Page transcription entries
<<<<
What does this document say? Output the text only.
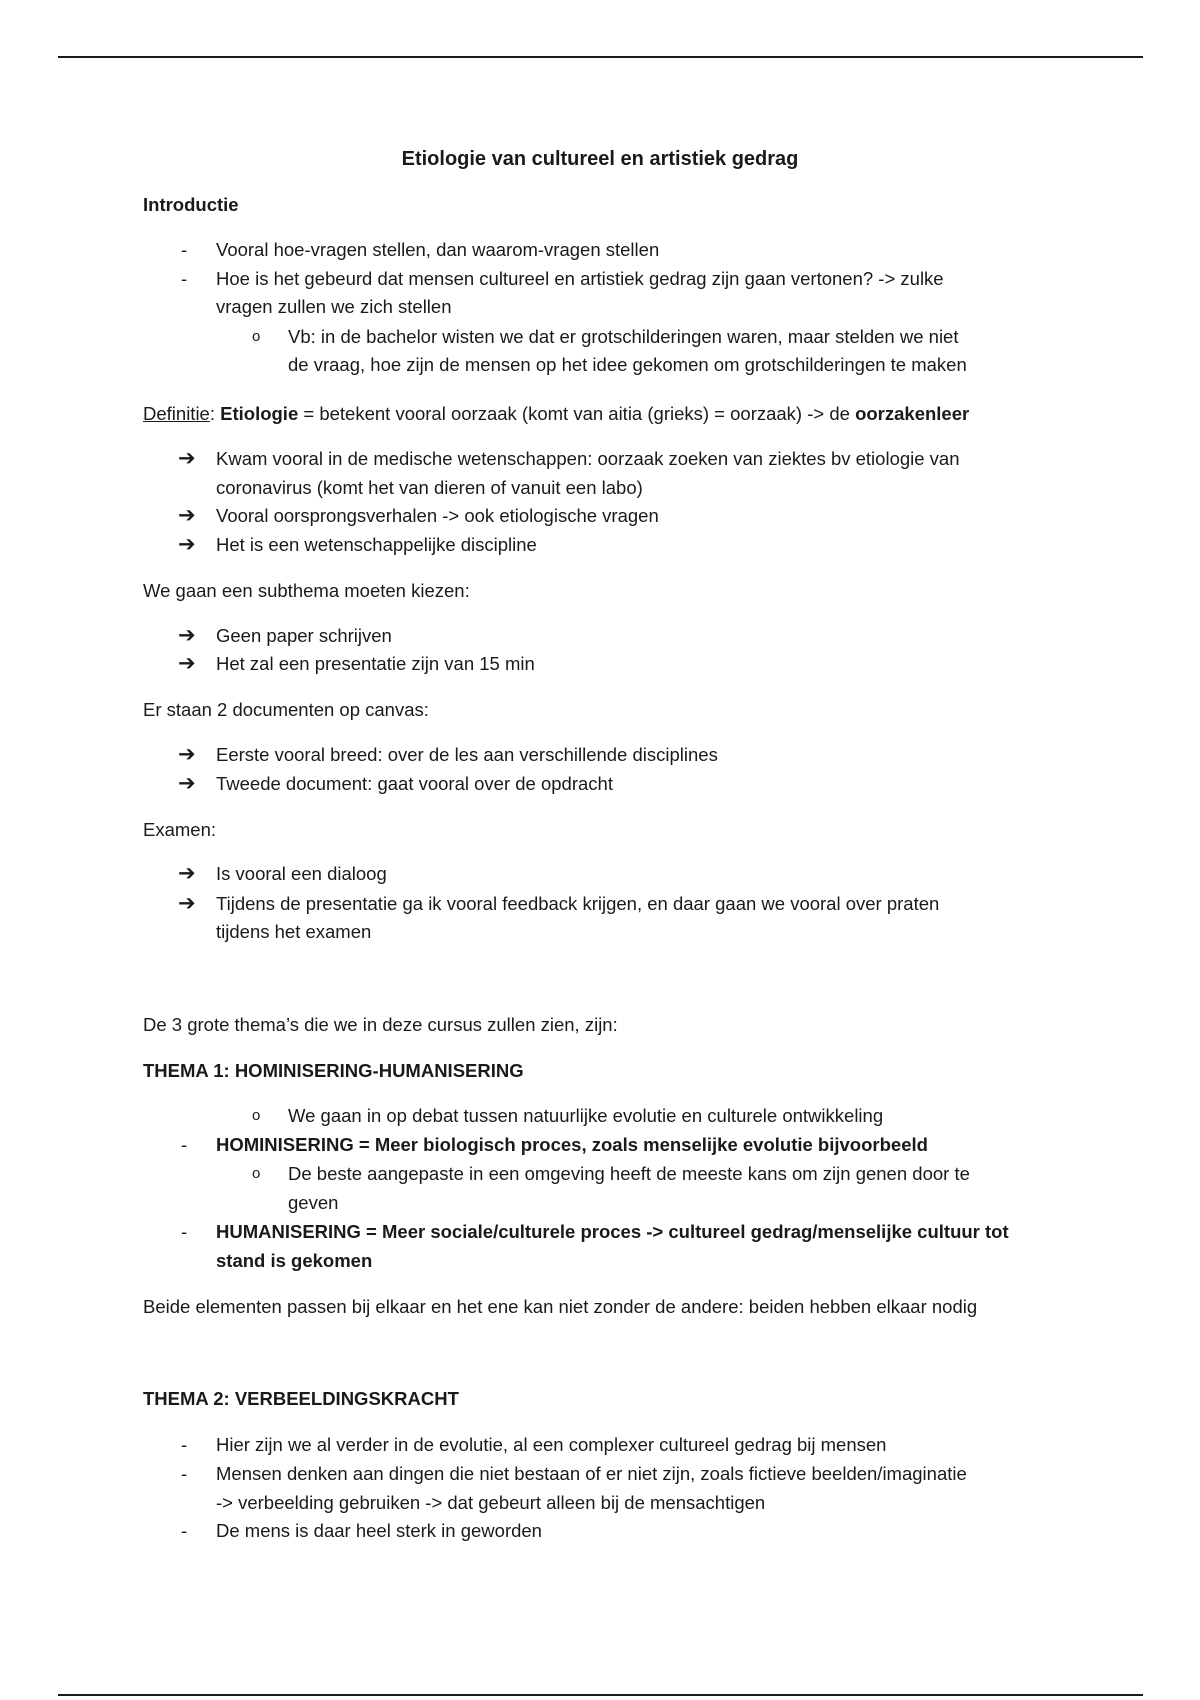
Etiologie van cultureel en artistiek gedrag
Introductie
- Vooral hoe-vragen stellen, dan waarom-vragen stellen
- Hoe is het gebeurd dat mensen cultureel en artistiek gedrag zijn gaan vertonen? -> zulke
vragen zullen we zich stellen
o Vb: in de bachelor wisten we dat er grotschilderingen waren, maar stelden we niet
de vraag, hoe zijn de mensen op het idee gekomen om grotschilderingen te maken
Definitie: Etiologie = betekent vooral oorzaak (komt van aitia (grieks) = oorzaak) -> de oorzakenleer
➔ Kwam vooral in de medische wetenschappen: oorzaak zoeken van ziektes bv etiologie van
coronavirus (komt het van dieren of vanuit een labo)
➔ Vooral oorsprongsverhalen -> ook etiologische vragen
➔ Het is een wetenschappelijke discipline
We gaan een subthema moeten kiezen:
➔ Geen paper schrijven
➔ Het zal een presentatie zijn van 15 min
Er staan 2 documenten op canvas:
➔ Eerste vooral breed: over de les aan verschillende disciplines
➔ Tweede document: gaat vooral over de opdracht
Examen:
➔ Is vooral een dialoog
➔ Tijdens de presentatie ga ik vooral feedback krijgen, en daar gaan we vooral over praten
tijdens het examen
De 3 grote thema’s die we in deze cursus zullen zien, zijn:
THEMA 1: HOMINISERING-HUMANISERING
o We gaan in op debat tussen natuurlijke evolutie en culturele ontwikkeling
- HOMINISERING = Meer biologisch proces, zoals menselijke evolutie bijvoorbeeld
o De beste aangepaste in een omgeving heeft de meeste kans om zijn genen door te
geven
- HUMANISERING = Meer sociale/culturele proces -> cultureel gedrag/menselijke cultuur tot
stand is gekomen
Beide elementen passen bij elkaar en het ene kan niet zonder de andere: beiden hebben elkaar nodig
THEMA 2: VERBEELDINGSKRACHT
- Hier zijn we al verder in de evolutie, al een complexer cultureel gedrag bij mensen
- Mensen denken aan dingen die niet bestaan of er niet zijn, zoals fictieve beelden/imaginatie
-> verbeelding gebruiken -> dat gebeurt alleen bij de mensachtigen
- De mens is daar heel sterk in geworden
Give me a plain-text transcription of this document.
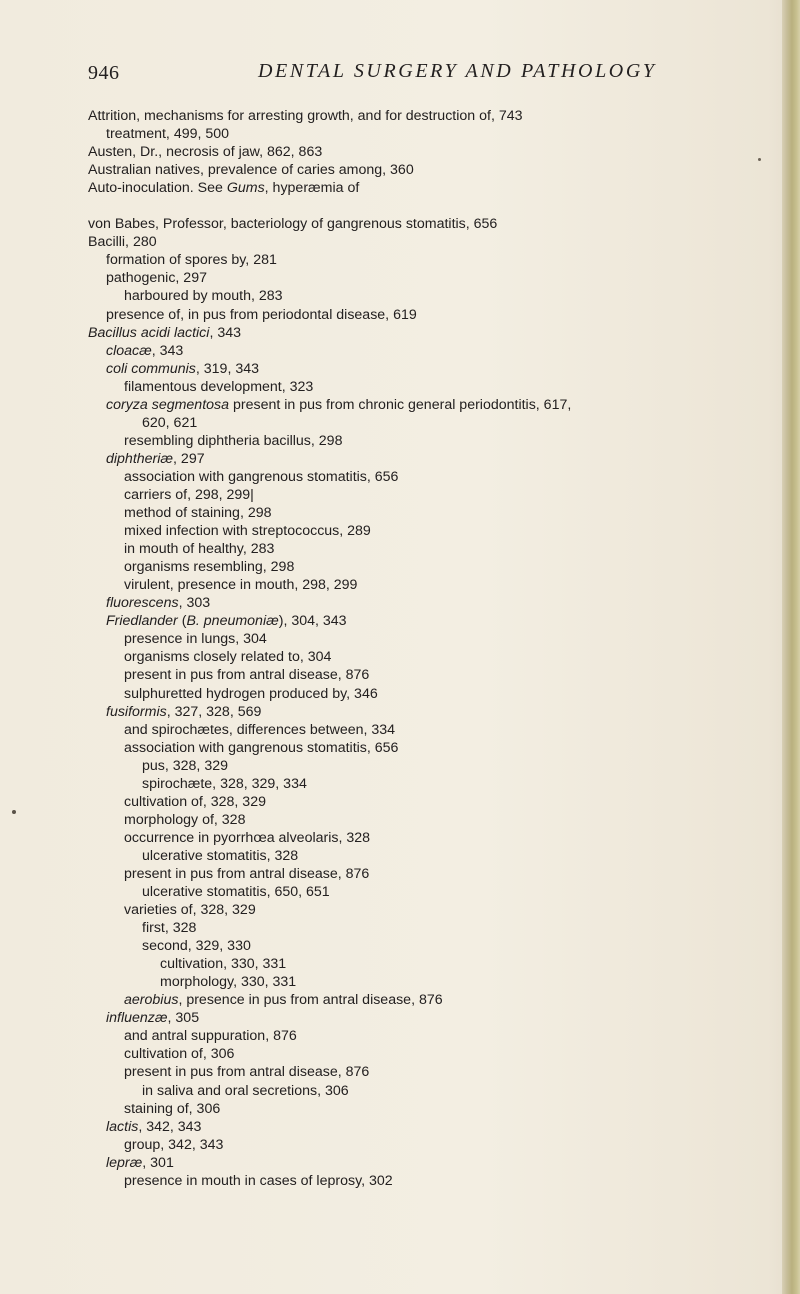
946	DENTAL SURGERY AND PATHOLOGY
Attrition, mechanisms for arresting growth, and for destruction of, 743
treatment, 499, 500
Austen, Dr., necrosis of jaw, 862, 863
Australian natives, prevalence of caries among, 360
Auto-inoculation. See Gums, hyperæmia of
von Babes, Professor, bacteriology of gangrenous stomatitis, 656
Bacilli, 280
formation of spores by, 281
pathogenic, 297
harboured by mouth, 283
presence of, in pus from periodontal disease, 619
Bacillus acidi lactici, 343
cloacæ, 343
coli communis, 319, 343
filamentous development, 323
coryza segmentosa present in pus from chronic general periodontitis, 617,
620, 621
resembling diphtheria bacillus, 298
diphtheriæ, 297
association with gangrenous stomatitis, 656
carriers of, 298, 299|
method of staining, 298
mixed infection with streptococcus, 289
in mouth of healthy, 283
organisms resembling, 298
virulent, presence in mouth, 298, 299
fluorescens, 303
Friedlander (B. pneumoniæ), 304, 343
presence in lungs, 304
organisms closely related to, 304
present in pus from antral disease, 876
sulphuretted hydrogen produced by, 346
fusiformis, 327, 328, 569
and spirochætes, differences between, 334
association with gangrenous stomatitis, 656
pus, 328, 329
spirochæte, 328, 329, 334
cultivation of, 328, 329
morphology of, 328
occurrence in pyorrhœa alveolaris, 328
ulcerative stomatitis, 328
present in pus from antral disease, 876
ulcerative stomatitis, 650, 651
varieties of, 328, 329
first, 328
second, 329, 330
cultivation, 330, 331
morphology, 330, 331
aerobius, presence in pus from antral disease, 876
influenzæ, 305
and antral suppuration, 876
cultivation of, 306
present in pus from antral disease, 876
in saliva and oral secretions, 306
staining of, 306
lactis, 342, 343
group, 342, 343
lepræ, 301
presence in mouth in cases of leprosy, 302
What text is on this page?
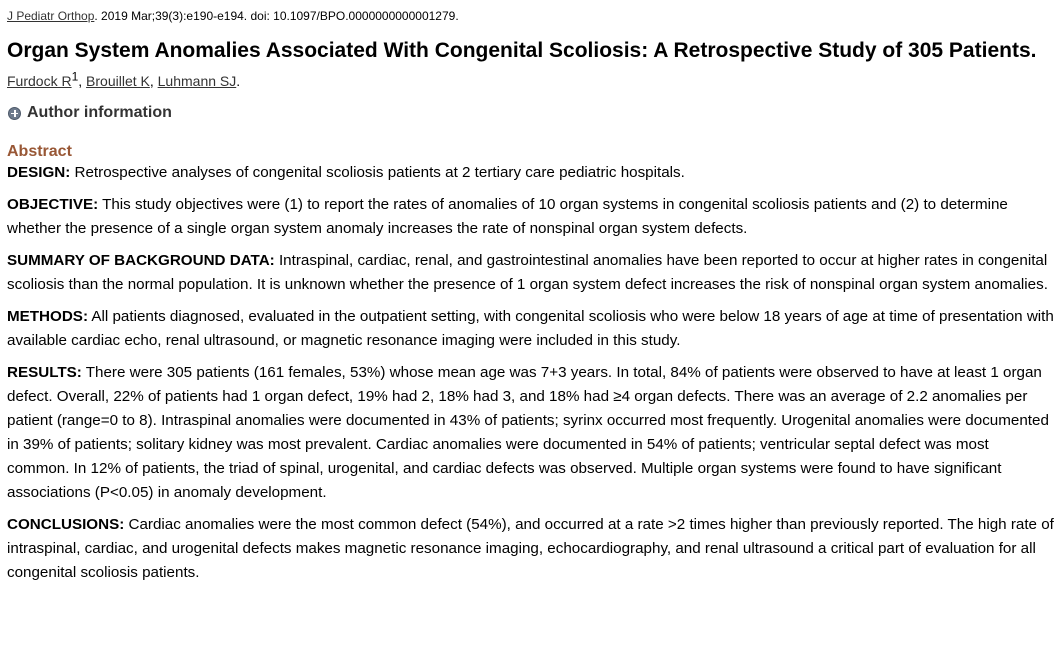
J Pediatr Orthop. 2019 Mar;39(3):e190-e194. doi: 10.1097/BPO.0000000000001279.
Organ System Anomalies Associated With Congenital Scoliosis: A Retrospective Study of 305 Patients.
Furdock $R^1$, Brouillet K, Luhmann SJ.
Author information
Abstract

DESIGN: Retrospective analyses of congenital scoliosis patients at 2 tertiary care pediatric hospitals.

OBJECTIVE: This study objectives were (1) to report the rates of anomalies of 10 organ systems in congenital scoliosis patients and (2) to determine whether the presence of a single organ system anomaly increases the rate of nonspinal organ system defects.

SUMMARY OF BACKGROUND DATA: Intraspinal, cardiac, renal, and gastrointestinal anomalies have been reported to occur at higher rates in congenital scoliosis than the normal population. It is unknown whether the presence of 1 organ system defect increases the risk of nonspinal organ system anomalies.

METHODS: All patients diagnosed, evaluated in the outpatient setting, with congenital scoliosis who were below 18 years of age at time of presentation with available cardiac echo, renal ultrasound, or magnetic resonance imaging were included in this study.

RESULTS: There were 305 patients (161 females, 53%) whose mean age was 7+3 years. In total, 84% of patients were observed to have at least 1 organ defect. Overall, 22% of patients had 1 organ defect, 19% had 2, 18% had 3, and 18% had ≥4 organ defects. There was an average of 2.2 anomalies per patient (range=0 to 8). Intraspinal anomalies were documented in 43% of patients; syrinx occurred most frequently. Urogenital anomalies were documented in 39% of patients; solitary kidney was most prevalent. Cardiac anomalies were documented in 54% of patients; ventricular septal defect was most common. In 12% of patients, the triad of spinal, urogenital, and cardiac defects was observed. Multiple organ systems were found to have significant associations (P<0.05) in anomaly development.

CONCLUSIONS: Cardiac anomalies were the most common defect (54%), and occurred at a rate >2 times higher than previously reported. The high rate of intraspinal, cardiac, and urogenital defects makes magnetic resonance imaging, echocardiography, and renal ultrasound a critical part of evaluation for all congenital scoliosis patients.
>>>>
Work order -> Read the lines above. Gather those in which the string "resembling" is found.

Response to this task ->
resembling diphtheria bacillus, 298
organisms resembling, 298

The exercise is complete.